La culture patriarcale profondément ancrée dans la société sénégalaise joue un rôle-clé dans la persistance de ce flou. Les stéréotypes de genre, le manque de sensibilisation et le tabou entourant les violences sexuelles participent à la banalisation du viol. Souvent, la victime est perçue comme responsable, qu’elle ait provoqué l’agression par son comportement, sa tenue vestimentaire ou sa manière d’interagir. C’est une culture du silence qui protège l’agresseur et culpabilise la victime.
Ce qui frappe aujourd’hui, c’est cette étrange tendance de la société à accorder plus d’empathie aux bourreaux qu’aux victimes. On observe de plus en plus fréquemment des familles d’auteurs présumés de viol se présenter devant la presse, non pas pour exprimer leur compassion envers la victime, mais pour dénoncer des complots, accuser d’autres femmes ou chercher à discréditer la parole de celle qui accuse.

» Enregistrements d'un jeu de données:
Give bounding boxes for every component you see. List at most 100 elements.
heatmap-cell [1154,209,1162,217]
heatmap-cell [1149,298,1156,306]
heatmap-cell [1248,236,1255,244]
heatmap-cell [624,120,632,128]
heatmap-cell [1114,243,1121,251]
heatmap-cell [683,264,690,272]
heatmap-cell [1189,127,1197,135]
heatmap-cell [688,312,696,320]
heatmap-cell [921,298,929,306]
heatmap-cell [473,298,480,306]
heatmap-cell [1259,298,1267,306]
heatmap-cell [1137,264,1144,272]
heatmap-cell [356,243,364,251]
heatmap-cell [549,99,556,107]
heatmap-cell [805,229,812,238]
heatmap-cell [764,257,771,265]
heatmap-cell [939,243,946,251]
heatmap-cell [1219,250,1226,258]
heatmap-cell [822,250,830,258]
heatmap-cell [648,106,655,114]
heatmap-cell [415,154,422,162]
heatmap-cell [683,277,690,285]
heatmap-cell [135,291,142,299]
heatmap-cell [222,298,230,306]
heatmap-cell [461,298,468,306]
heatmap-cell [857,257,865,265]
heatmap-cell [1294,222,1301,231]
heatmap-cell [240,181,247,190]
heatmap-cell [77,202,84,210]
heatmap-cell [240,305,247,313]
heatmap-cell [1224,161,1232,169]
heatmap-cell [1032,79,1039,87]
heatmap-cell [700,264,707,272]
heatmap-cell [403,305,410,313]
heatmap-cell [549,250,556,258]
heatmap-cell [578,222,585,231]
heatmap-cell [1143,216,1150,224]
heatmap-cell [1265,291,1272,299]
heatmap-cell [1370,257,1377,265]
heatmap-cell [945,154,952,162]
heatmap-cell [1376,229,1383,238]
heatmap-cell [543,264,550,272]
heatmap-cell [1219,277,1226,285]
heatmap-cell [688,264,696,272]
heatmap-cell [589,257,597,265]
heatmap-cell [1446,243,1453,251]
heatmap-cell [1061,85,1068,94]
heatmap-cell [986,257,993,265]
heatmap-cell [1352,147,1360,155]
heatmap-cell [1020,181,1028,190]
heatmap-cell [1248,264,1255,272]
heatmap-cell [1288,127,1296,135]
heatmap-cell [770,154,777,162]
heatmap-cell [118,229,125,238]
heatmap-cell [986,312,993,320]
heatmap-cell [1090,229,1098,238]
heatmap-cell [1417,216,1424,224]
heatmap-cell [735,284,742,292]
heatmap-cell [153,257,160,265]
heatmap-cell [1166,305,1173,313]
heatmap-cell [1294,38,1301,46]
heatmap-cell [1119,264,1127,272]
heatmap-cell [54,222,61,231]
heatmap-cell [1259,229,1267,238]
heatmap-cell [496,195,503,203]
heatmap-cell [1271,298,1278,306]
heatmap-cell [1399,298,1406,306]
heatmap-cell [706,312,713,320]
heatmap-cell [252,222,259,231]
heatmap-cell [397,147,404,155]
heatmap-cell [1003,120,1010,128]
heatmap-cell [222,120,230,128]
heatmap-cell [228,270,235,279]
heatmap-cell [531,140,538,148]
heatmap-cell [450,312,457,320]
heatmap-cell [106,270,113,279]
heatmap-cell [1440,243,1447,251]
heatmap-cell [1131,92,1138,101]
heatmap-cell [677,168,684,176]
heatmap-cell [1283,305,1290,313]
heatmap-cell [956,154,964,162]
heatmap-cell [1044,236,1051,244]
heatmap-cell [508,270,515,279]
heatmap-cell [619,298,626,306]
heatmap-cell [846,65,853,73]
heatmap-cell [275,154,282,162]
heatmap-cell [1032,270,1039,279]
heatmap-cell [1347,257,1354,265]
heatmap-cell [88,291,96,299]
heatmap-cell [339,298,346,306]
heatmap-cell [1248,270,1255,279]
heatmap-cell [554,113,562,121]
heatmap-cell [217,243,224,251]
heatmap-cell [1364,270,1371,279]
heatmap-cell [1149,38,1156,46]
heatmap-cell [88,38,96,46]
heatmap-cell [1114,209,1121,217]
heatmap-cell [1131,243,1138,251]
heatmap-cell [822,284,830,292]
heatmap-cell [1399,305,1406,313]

» EXPLORER LE MATÉRIEL:
1: D'après l'extrait sur le viol au Sénégal, quels facteurs participent à la banalisation du viol ? Citez-les tous.
2: Ces affirmations sont-elles conformes à l'extrait sur le viol au Sénégal ? Répondez par oui ou non, en citant les mots du texte qui tranchent.
(a) La victime est souvent perçue comme responsable.
(b) Les familles des auteurs présumés se présentent devant la presse pour exprimer leur compassion envers la victime.
(c) La société tend à accorder plus d'empathie aux victimes qu'aux bourreaux.
3: Rédigez la suite de l'extrait sur le viol au Sénégal, en reprenant après sa dernière phrase.
Ce matériel est indépendant de l'extrait et n'a aucun lien avec lui.

» CORRIGÉ DES EXERCICES:
1:
- Les stéréotypes de genre
- Le manque de sensibilisation
- Le tabou entourant les violences sexuelles

2:
(a) Oui : « Souvent, la victime est perçue comme responsable »
(b) Non : « non pas pour exprimer leur compassion envers la victime »
(c) Non : « accorder plus d’empathie aux bourreaux qu’aux victimes »

3:
Il n’est pas rare de voir émerger des élans de solidarité en faveur de l’accusé : des campagnes de soutien, des collectes de fonds, des hashtags de réhabilitation. Cette inversion morale inquiète. Car, en réalité, il est extrêmement difficile d’inculper une personne de viol si elle n’a rien à se reprocher. Le système judiciaire, déjà lent et lourd, exige des preuves tangibles. Si la procédure aboutit, c’est que des éléments solides ont été retenus.
Par ailleurs, l’un des arguments les plus fréquemment brandis pour discréditer les victimes est celui des fausses accusations. Il faut pourtant rappeler que les fausses accusations de viol représentent une minorité infime des cas. Les études internationales sérieuses, notamment celles de l’Onu ou d’Amnesty International, estiment qu’elles représentent entre 2 et 8% des plaintes. En d’autres termes, plus de 90% des accusations sont fondés.
Les femmes victimes de viol, déjà souvent isolées par la violence qu’elles ont subie, doivent aussi faire face à la stigmatisation sociale. La peur du jugement, de la non-reconnaissance de leur souffrance et le manque de soutien font que de nombreuses victimes choisissent de ne pas porter plainte. Elles se retrouvent dans une situation de vulnérabilité encore plus grande, ce qui perpétue la culture de l’impunité et de la souffrance silencieuse.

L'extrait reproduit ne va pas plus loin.